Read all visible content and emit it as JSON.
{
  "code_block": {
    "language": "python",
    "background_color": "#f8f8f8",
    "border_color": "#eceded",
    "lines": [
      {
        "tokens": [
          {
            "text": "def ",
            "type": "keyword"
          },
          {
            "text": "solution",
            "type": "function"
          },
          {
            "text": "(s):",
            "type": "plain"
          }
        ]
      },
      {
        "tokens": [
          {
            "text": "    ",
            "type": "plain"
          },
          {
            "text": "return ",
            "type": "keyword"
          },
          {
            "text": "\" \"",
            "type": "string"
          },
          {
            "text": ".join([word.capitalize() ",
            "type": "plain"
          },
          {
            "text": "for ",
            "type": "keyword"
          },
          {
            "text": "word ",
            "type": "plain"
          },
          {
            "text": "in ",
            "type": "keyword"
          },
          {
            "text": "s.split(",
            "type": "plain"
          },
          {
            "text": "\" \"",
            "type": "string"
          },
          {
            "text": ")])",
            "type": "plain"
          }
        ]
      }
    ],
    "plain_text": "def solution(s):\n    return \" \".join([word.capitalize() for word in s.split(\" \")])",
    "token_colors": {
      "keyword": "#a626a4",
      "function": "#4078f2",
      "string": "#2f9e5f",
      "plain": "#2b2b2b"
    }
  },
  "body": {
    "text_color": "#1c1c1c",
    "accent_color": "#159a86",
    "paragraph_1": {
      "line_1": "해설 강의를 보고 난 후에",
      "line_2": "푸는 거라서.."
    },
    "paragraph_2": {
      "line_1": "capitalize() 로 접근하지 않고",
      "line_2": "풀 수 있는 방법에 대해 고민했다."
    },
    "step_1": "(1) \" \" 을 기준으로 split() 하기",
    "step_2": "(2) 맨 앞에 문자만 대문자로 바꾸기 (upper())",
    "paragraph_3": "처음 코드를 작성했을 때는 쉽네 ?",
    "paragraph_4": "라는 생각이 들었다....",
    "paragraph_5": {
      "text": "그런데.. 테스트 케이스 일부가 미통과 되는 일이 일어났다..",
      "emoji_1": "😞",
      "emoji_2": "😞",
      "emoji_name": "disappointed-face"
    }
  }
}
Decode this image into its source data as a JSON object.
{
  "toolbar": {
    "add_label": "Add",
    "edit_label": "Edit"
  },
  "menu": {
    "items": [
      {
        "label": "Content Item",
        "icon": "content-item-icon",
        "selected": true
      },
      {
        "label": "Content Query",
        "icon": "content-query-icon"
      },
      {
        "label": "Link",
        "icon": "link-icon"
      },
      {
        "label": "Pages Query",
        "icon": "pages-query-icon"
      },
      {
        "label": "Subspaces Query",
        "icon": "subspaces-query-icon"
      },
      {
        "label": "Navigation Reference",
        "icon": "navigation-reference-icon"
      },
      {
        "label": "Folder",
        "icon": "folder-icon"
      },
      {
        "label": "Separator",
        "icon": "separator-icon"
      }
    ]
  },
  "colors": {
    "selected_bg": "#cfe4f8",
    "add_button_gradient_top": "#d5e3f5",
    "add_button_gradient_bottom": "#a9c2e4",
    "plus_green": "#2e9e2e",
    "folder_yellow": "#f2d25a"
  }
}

■ **Problem statement**
From the entries above, copy every line that holds the word "solution".

■ **Response to the exercise**
            "text": "solution",
    "plain_text": "def solution(s):\n    return \" \".join([word.capitalize() for word in s.split(\" \")])",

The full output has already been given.